> **Texto fornecido**:
Segundo Bernays, o desejo do povo pela simplicidade se estende a outra área da política eleitoral: “as máquinas partidárias devem reduzir o campo de escolha a dois candidatos ou, no máximo, três ou quatro”. Aqui, os republicanos se perderam.
Após começar o período eleitoral com 17 candidatos, eles conseguiram reduzir apenas alguns, chegando a 12. Jeb Bush, ex-governador da Flórida e irmão mais jovem de George W. Bush, era inicialmente considerado um candidato sério. Mas Trump está certo, o que é raro, em sua observação de que Bush é uma pessoa “de pouca energia”. Ele é o Charlie Brown da eleição, de quem cada passe no futebol é frustrado por seus colegas mais experientes.
Outro político da Flórida, o senador Marco Rubio, é uma alternativa mais enérgica do establishment. Mas sua campanha, como sua aparência, carece de definição e assertividade, sem contar de boas frases de efeito.
Com suas expressões faciais exageradas, propensão para o uso de insultos e amor pelos superlativos, Trump parece ter a experiência e o conhecimento certos para o estilo Bernays de manipulação do público. Mas ele tem a vivência incorreta para ser presidente. Ele deve saber – assim como o Mágico de Oz sabia – que pode se apresentar como grande e poderoso, mas somente até precisar fazer milagres de verdade.
Preparado. Entre essas figuras unidimensionais, um candidato totalmente formado se apresenta: Ted Cruz. Homem que já foi considerado um campeão nacional dos debates, Cruz está em perfeito controle de sua persona. Nem mesmo Trump com seus ataques frenéticos consegue irritá-lo.

> **Listagens de elementos e caixas**:
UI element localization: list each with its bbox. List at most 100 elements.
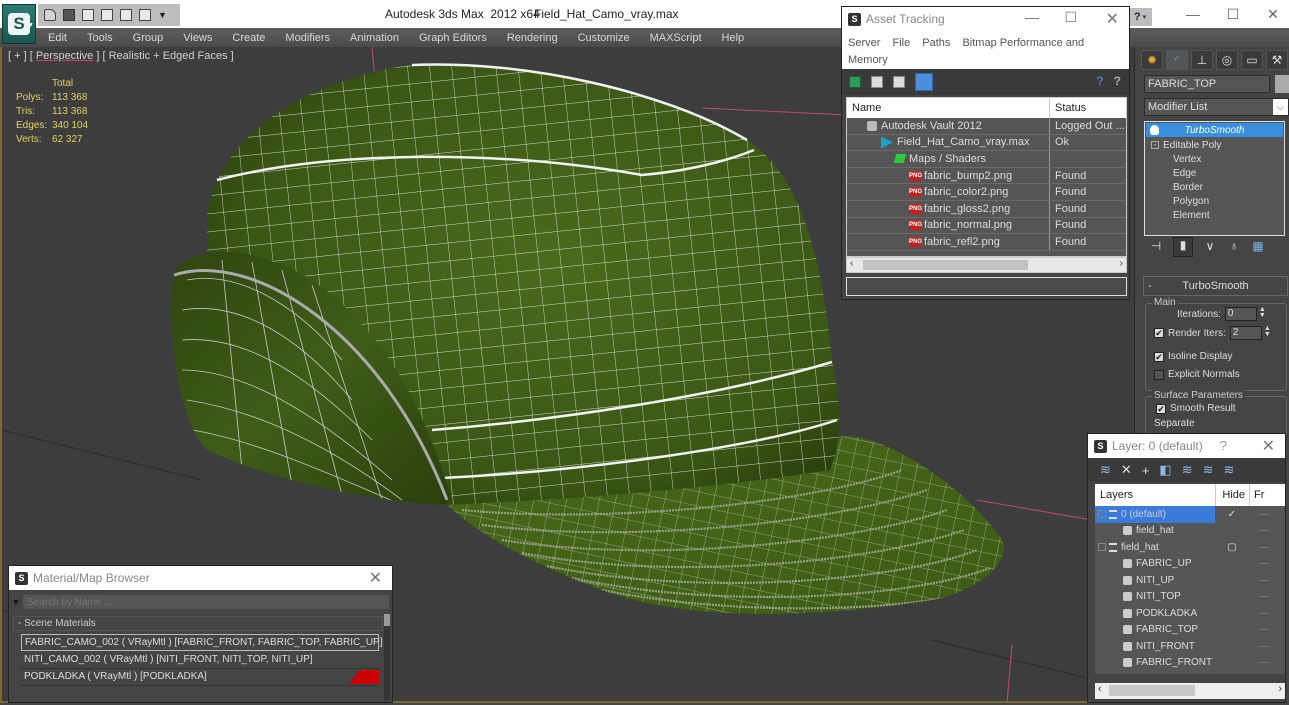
menu-group[interactable]: Group (133, 32, 164, 44)
asset-row[interactable]: PNG fabric_color2.png Found (847, 184, 1126, 201)
close-button[interactable]: ✕ (1258, 4, 1288, 24)
menu-bitmap-performance[interactable]: Bitmap Performance and Memory (848, 37, 1084, 66)
layer-object-row[interactable]: field_hat — (1095, 523, 1285, 540)
menu-help[interactable]: Help (722, 32, 745, 44)
hold-icon[interactable] (139, 9, 151, 21)
scroll-left-icon[interactable]: ‹ (850, 258, 853, 269)
hide-toggle[interactable]: — (1249, 608, 1279, 619)
layer-object-row[interactable]: NITI_UP — (1095, 572, 1285, 589)
scene-materials-group[interactable]: - Scene Materials (13, 616, 383, 631)
stack-item-element[interactable]: Element (1145, 208, 1284, 222)
object-color-swatch[interactable] (1275, 75, 1289, 93)
add-to-layer-icon[interactable]: + (1142, 463, 1150, 478)
make-unique-icon[interactable]: ∨ (1203, 239, 1217, 255)
menu-rendering[interactable]: Rendering (507, 32, 558, 44)
browser-options-icon[interactable]: ▼ (9, 597, 23, 607)
search-input[interactable] (23, 595, 389, 609)
column-name[interactable]: Name (847, 98, 1050, 118)
lightbulb-icon[interactable] (1150, 125, 1159, 135)
menu-paths[interactable]: Paths (922, 37, 950, 49)
display-tab[interactable]: ▭ (1241, 50, 1263, 70)
menu-maxscript[interactable]: MAXScript (650, 32, 702, 44)
modify-tab[interactable]: ◜ (1166, 50, 1188, 70)
configure-modifier-sets-icon[interactable]: ▦ (1251, 239, 1265, 255)
asset-row[interactable]: Autodesk Vault 2012 Logged Out ... (847, 118, 1126, 135)
close-button[interactable]: ✕ (369, 568, 382, 588)
layer-object-row[interactable]: FABRIC_TOP — (1095, 622, 1285, 639)
help-button[interactable]: ? ▾ (1128, 8, 1152, 26)
scrollbar-thumb[interactable] (1109, 685, 1195, 696)
hide-toggle[interactable]: — (1249, 542, 1279, 553)
column-hide[interactable]: Hide (1215, 484, 1249, 506)
customize-dropdown-icon[interactable]: ▼ (158, 10, 167, 20)
viewport-shading-mode[interactable]: ] [ Realistic + Edged Faces ] (93, 50, 233, 62)
remove-modifier-icon[interactable]: ♁ (1227, 239, 1241, 255)
scrollbar-thumb[interactable] (863, 260, 1028, 270)
freeze-all-icon[interactable]: ≋ (1224, 462, 1235, 478)
list-view-icon[interactable] (871, 76, 883, 88)
material-item[interactable]: NITI_CAMO_002 ( VRayMtl ) [NITI_FRONT, N… (21, 652, 379, 669)
hide-all-icon[interactable]: ≋ (1203, 462, 1214, 478)
pin-stack-icon[interactable]: ⊣ (1149, 239, 1163, 255)
hide-toggle[interactable]: — (1249, 525, 1279, 536)
menu-tools[interactable]: Tools (87, 32, 113, 44)
viewport-label[interactable]: [ + ] [ Perspective ] [ Realistic + Edge… (8, 50, 234, 62)
material-browser-titlebar[interactable]: S Material/Map Browser ✕ (9, 566, 392, 590)
isoline-display-checkbox[interactable]: ✔ (1154, 351, 1164, 362)
minimize-button[interactable]: — (1025, 9, 1039, 25)
expand-icon[interactable] (1098, 543, 1106, 552)
layer-dialog-titlebar[interactable]: S Layer: 0 (default) ? ✕ (1088, 434, 1285, 458)
menu-edit[interactable]: Edit (48, 32, 67, 44)
undo-icon[interactable] (82, 9, 94, 21)
vertical-scrollbar[interactable] (384, 614, 390, 700)
current-layer-toggle[interactable]: ▢ (1215, 542, 1249, 553)
menu-modifiers[interactable]: Modifiers (285, 32, 330, 44)
table-view-icon[interactable] (915, 73, 933, 91)
iterations-spinner[interactable]: 0 (1224, 307, 1257, 321)
highlight-layer-icon[interactable]: ≋ (1182, 462, 1193, 478)
motion-tab[interactable]: ◎ (1216, 50, 1238, 70)
menu-file[interactable]: File (892, 37, 910, 49)
render-iters-checkbox[interactable]: ✔ (1154, 328, 1164, 338)
open-file-icon[interactable] (44, 9, 56, 21)
hierarchy-tab[interactable]: ⊥ (1191, 50, 1213, 70)
asset-path-field[interactable] (846, 277, 1127, 296)
utilities-tab[interactable]: ⚒ (1266, 50, 1288, 70)
maximize-button[interactable]: ☐ (1218, 4, 1248, 24)
minimize-button[interactable]: — (1178, 4, 1208, 24)
render-iters-spinner[interactable]: 2 (1229, 326, 1262, 340)
stack-item-border[interactable]: Border (1145, 180, 1284, 194)
explicit-normals-checkbox[interactable] (1154, 369, 1164, 380)
close-button[interactable]: ✕ (1262, 436, 1275, 456)
column-freeze[interactable]: Fr (1249, 484, 1279, 506)
new-layer-icon[interactable]: ≋ (1100, 462, 1111, 478)
menu-animation[interactable]: Animation (350, 32, 399, 44)
layer-object-row[interactable]: FABRIC_FRONT — (1095, 655, 1285, 672)
hide-toggle[interactable]: — (1249, 641, 1279, 652)
viewport-view-name[interactable]: Perspective (36, 50, 93, 62)
help-button[interactable]: ? (1220, 438, 1227, 453)
maximize-button[interactable]: ☐ (1064, 9, 1077, 26)
current-layer-toggle[interactable]: ✓ (1215, 509, 1249, 520)
scrollbar-thumb[interactable] (384, 614, 390, 626)
menu-graph-editors[interactable]: Graph Editors (419, 32, 487, 44)
create-tab[interactable]: ✹ (1141, 50, 1163, 70)
spinner-arrows-icon[interactable]: ▲ ▼ (1259, 306, 1267, 321)
select-objects-icon[interactable]: ◧ (1159, 462, 1171, 478)
asset-row[interactable]: PNG fabric_normal.png Found (847, 217, 1126, 235)
hide-toggle[interactable]: — (1249, 624, 1279, 635)
asset-row[interactable]: PNG fabric_gloss2.png Found (847, 200, 1126, 218)
collapse-icon[interactable]: - (1151, 141, 1159, 149)
asset-row[interactable]: Field_Hat_Camo_vray.max Ok (847, 134, 1126, 152)
scroll-right-icon[interactable]: › (1278, 683, 1282, 695)
menu-customize[interactable]: Customize (578, 32, 630, 44)
asset-row[interactable]: PNG fabric_bump2.png Found (847, 167, 1126, 185)
thumbnail-view-icon[interactable] (893, 76, 905, 88)
modifier-list-dropdown[interactable]: Modifier List ⌵ (1144, 98, 1289, 116)
asset-row[interactable]: Maps / Shaders (847, 151, 1126, 168)
object-name-field[interactable]: FABRIC_TOP (1144, 75, 1270, 93)
material-item[interactable]: PODKLADKA ( VRayMtl ) [PODKLADKA] (21, 669, 379, 686)
show-end-result-icon[interactable]: ▮ (1173, 237, 1193, 257)
stack-item-edge[interactable]: Edge (1145, 166, 1284, 180)
context-help-icon[interactable]: ? (1114, 74, 1121, 88)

> **O que se pede**: Repita na íntegra, palavra por palavra, o texto sobre os candidatos republicanos e as ideias de Bernays.

> **Tarefa concluída**:
Segundo Bernays, o desejo do povo pela simplicidade se estende a outra área da política eleitoral: “as máquinas partidárias devem reduzir o campo de escolha a dois candidatos ou, no máximo, três ou quatro”. Aqui, os republicanos se perderam.
Após começar o período eleitoral com 17 candidatos, eles conseguiram reduzir apenas alguns, chegando a 12. Jeb Bush, ex-governador da Flórida e irmão mais jovem de George W. Bush, era inicialmente considerado um candidato sério. Mas Trump está certo, o que é raro, em sua observação de que Bush é uma pessoa “de pouca energia”. Ele é o Charlie Brown da eleição, de quem cada passe no futebol é frustrado por seus colegas mais experientes.
Outro político da Flórida, o senador Marco Rubio, é uma alternativa mais enérgica do establishment. Mas sua campanha, como sua aparência, carece de definição e assertividade, sem contar de boas frases de efeito.
Com suas expressões faciais exageradas, propensão para o uso de insultos e amor pelos superlativos, Trump parece ter a experiência e o conhecimento certos para o estilo Bernays de manipulação do público. Mas ele tem a vivência incorreta para ser presidente. Ele deve saber – assim como o Mágico de Oz sabia – que pode se apresentar como grande e poderoso, mas somente até precisar fazer milagres de verdade.
Preparado. Entre essas figuras unidimensionais, um candidato totalmente formado se apresenta: Ted Cruz. Homem que já foi considerado um campeão nacional dos debates, Cruz está em perfeito controle de sua persona. Nem mesmo Trump com seus ataques frenéticos consegue irritá-lo.